#### [Given instruction]
Write out the records below once more, exactly as they stand.

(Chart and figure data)
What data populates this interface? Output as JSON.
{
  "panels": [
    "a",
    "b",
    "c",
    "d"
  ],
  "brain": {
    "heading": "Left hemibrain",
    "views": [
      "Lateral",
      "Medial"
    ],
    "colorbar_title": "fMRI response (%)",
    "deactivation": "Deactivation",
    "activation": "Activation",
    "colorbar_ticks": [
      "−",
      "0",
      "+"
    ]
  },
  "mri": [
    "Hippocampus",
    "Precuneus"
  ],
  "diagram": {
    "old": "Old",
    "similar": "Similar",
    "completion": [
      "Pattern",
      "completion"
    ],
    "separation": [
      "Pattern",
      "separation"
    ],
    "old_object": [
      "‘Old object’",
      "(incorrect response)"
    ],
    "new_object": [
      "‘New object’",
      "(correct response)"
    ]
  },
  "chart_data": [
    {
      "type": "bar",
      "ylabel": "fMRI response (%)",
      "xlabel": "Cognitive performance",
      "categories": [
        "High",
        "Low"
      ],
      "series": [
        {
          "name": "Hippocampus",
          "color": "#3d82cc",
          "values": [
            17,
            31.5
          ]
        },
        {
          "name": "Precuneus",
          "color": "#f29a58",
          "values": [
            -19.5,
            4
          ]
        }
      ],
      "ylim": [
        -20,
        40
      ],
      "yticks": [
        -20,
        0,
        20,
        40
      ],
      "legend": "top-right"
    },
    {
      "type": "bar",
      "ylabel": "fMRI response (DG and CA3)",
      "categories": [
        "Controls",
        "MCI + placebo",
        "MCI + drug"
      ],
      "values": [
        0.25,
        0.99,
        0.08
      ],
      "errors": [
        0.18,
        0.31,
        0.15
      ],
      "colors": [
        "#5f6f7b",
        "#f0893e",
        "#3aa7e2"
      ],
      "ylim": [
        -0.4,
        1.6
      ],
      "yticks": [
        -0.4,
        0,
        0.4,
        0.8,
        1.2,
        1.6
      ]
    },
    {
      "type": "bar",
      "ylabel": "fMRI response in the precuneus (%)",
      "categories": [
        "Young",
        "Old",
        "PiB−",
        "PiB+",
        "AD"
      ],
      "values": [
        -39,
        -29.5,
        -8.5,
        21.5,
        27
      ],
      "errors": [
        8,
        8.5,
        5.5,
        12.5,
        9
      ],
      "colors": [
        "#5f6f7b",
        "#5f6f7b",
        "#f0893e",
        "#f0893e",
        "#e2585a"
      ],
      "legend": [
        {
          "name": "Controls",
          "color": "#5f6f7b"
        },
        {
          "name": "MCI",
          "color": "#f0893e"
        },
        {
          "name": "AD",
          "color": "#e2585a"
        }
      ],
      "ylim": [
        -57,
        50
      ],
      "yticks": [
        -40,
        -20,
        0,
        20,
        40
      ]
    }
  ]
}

#### [The result]
What data populates this interface? Output as JSON.
{
  "panels": [
    "a",
    "b",
    "c",
    "d"
  ],
  "brain": {
    "heading": "Left hemibrain",
    "views": [
      "Lateral",
      "Medial"
    ],
    "colorbar_title": "fMRI response (%)",
    "deactivation": "Deactivation",
    "activation": "Activation",
    "colorbar_ticks": [
      "−",
      "0",
      "+"
    ]
  },
  "mri": [
    "Hippocampus",
    "Precuneus"
  ],
  "diagram": {
    "old": "Old",
    "similar": "Similar",
    "completion": [
      "Pattern",
      "completion"
    ],
    "separation": [
      "Pattern",
      "separation"
    ],
    "old_object": [
      "‘Old object’",
      "(incorrect response)"
    ],
    "new_object": [
      "‘New object’",
      "(correct response)"
    ]
  },
  "chart_data": [
    {
      "type": "bar",
      "ylabel": "fMRI response (%)",
      "xlabel": "Cognitive performance",
      "categories": [
        "High",
        "Low"
      ],
      "series": [
        {
          "name": "Hippocampus",
          "color": "#3d82cc",
          "values": [
            17,
            31.5
          ]
        },
        {
          "name": "Precuneus",
          "color": "#f29a58",
          "values": [
            -19.5,
            4
          ]
        }
      ],
      "ylim": [
        -20,
        40
      ],
      "yticks": [
        -20,
        0,
        20,
        40
      ],
      "legend": "top-right"
    },
    {
      "type": "bar",
      "ylabel": "fMRI response (DG and CA3)",
      "categories": [
        "Controls",
        "MCI + placebo",
        "MCI + drug"
      ],
      "values": [
        0.25,
        0.99,
        0.08
      ],
      "errors": [
        0.18,
        0.31,
        0.15
      ],
      "colors": [
        "#5f6f7b",
        "#f0893e",
        "#3aa7e2"
      ],
      "ylim": [
        -0.4,
        1.6
      ],
      "yticks": [
        -0.4,
        0,
        0.4,
        0.8,
        1.2,
        1.6
      ]
    },
    {
      "type": "bar",
      "ylabel": "fMRI response in the precuneus (%)",
      "categories": [
        "Young",
        "Old",
        "PiB−",
        "PiB+",
        "AD"
      ],
      "values": [
        -39,
        -29.5,
        -8.5,
        21.5,
        27
      ],
      "errors": [
        8,
        8.5,
        5.5,
        12.5,
        9
      ],
      "colors": [
        "#5f6f7b",
        "#5f6f7b",
        "#f0893e",
        "#f0893e",
        "#e2585a"
      ],
      "legend": [
        {
          "name": "Controls",
          "color": "#5f6f7b"
        },
        {
          "name": "MCI",
          "color": "#f0893e"
        },
        {
          "name": "AD",
          "color": "#e2585a"
        }
      ],
      "ylim": [
        -57,
        50
      ],
      "yticks": [
        -40,
        -20,
        0,
        20,
        40
      ]
    }
  ]
}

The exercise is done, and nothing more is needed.